▶ _ITEMS_
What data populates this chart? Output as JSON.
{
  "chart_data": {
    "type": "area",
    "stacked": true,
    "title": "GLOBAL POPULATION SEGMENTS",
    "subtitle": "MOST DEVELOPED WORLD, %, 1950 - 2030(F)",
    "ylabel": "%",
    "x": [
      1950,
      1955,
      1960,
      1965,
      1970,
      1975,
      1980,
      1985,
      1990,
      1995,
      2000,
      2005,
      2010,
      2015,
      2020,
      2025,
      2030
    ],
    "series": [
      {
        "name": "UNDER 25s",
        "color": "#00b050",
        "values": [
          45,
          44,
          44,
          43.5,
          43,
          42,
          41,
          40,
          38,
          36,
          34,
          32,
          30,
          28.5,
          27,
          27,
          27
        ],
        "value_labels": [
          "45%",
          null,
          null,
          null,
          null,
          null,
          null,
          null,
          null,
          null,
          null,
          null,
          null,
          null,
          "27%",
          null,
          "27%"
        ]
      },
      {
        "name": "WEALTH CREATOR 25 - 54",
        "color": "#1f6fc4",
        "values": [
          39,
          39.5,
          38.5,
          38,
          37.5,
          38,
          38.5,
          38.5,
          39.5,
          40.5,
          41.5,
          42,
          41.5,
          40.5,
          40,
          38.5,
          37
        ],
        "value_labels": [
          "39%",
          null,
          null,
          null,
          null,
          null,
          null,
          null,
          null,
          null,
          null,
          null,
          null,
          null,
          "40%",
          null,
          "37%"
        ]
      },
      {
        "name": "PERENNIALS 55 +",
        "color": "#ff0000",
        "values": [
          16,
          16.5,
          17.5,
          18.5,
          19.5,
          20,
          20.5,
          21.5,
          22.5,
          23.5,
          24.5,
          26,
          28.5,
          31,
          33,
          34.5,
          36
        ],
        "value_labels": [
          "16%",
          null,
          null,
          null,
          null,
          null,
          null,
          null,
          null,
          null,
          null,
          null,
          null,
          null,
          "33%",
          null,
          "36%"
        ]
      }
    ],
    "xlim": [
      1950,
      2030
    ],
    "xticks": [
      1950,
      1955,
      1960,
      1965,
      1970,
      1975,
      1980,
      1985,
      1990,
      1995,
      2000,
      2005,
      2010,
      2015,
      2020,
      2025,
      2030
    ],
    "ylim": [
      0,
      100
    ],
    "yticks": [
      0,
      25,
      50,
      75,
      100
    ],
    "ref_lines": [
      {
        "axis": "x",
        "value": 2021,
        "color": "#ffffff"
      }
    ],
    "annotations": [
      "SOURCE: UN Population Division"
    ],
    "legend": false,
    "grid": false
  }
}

▶ _EXERCISE_
Reproduce the data in full, exactly as presented.

▶ _PROBLEM SOLUTION_
What data populates this chart? Output as JSON.
{
  "chart_data": {
    "type": "area",
    "stacked": true,
    "title": "GLOBAL POPULATION SEGMENTS",
    "subtitle": "MOST DEVELOPED WORLD, %, 1950 - 2030(F)",
    "ylabel": "%",
    "x": [
      1950,
      1955,
      1960,
      1965,
      1970,
      1975,
      1980,
      1985,
      1990,
      1995,
      2000,
      2005,
      2010,
      2015,
      2020,
      2025,
      2030
    ],
    "series": [
      {
        "name": "UNDER 25s",
        "color": "#00b050",
        "values": [
          45,
          44,
          44,
          43.5,
          43,
          42,
          41,
          40,
          38,
          36,
          34,
          32,
          30,
          28.5,
          27,
          27,
          27
        ],
        "value_labels": [
          "45%",
          null,
          null,
          null,
          null,
          null,
          null,
          null,
          null,
          null,
          null,
          null,
          null,
          null,
          "27%",
          null,
          "27%"
        ]
      },
      {
        "name": "WEALTH CREATOR 25 - 54",
        "color": "#1f6fc4",
        "values": [
          39,
          39.5,
          38.5,
          38,
          37.5,
          38,
          38.5,
          38.5,
          39.5,
          40.5,
          41.5,
          42,
          41.5,
          40.5,
          40,
          38.5,
          37
        ],
        "value_labels": [
          "39%",
          null,
          null,
          null,
          null,
          null,
          null,
          null,
          null,
          null,
          null,
          null,
          null,
          null,
          "40%",
          null,
          "37%"
        ]
      },
      {
        "name": "PERENNIALS 55 +",
        "color": "#ff0000",
        "values": [
          16,
          16.5,
          17.5,
          18.5,
          19.5,
          20,
          20.5,
          21.5,
          22.5,
          23.5,
          24.5,
          26,
          28.5,
          31,
          33,
          34.5,
          36
        ],
        "value_labels": [
          "16%",
          null,
          null,
          null,
          null,
          null,
          null,
          null,
          null,
          null,
          null,
          null,
          null,
          null,
          "33%",
          null,
          "36%"
        ]
      }
    ],
    "xlim": [
      1950,
      2030
    ],
    "xticks": [
      1950,
      1955,
      1960,
      1965,
      1970,
      1975,
      1980,
      1985,
      1990,
      1995,
      2000,
      2005,
      2010,
      2015,
      2020,
      2025,
      2030
    ],
    "ylim": [
      0,
      100
    ],
    "yticks": [
      0,
      25,
      50,
      75,
      100
    ],
    "ref_lines": [
      {
        "axis": "x",
        "value": 2021,
        "color": "#ffffff"
      }
    ],
    "annotations": [
      "SOURCE: UN Population Division"
    ],
    "legend": false,
    "grid": false
  }
}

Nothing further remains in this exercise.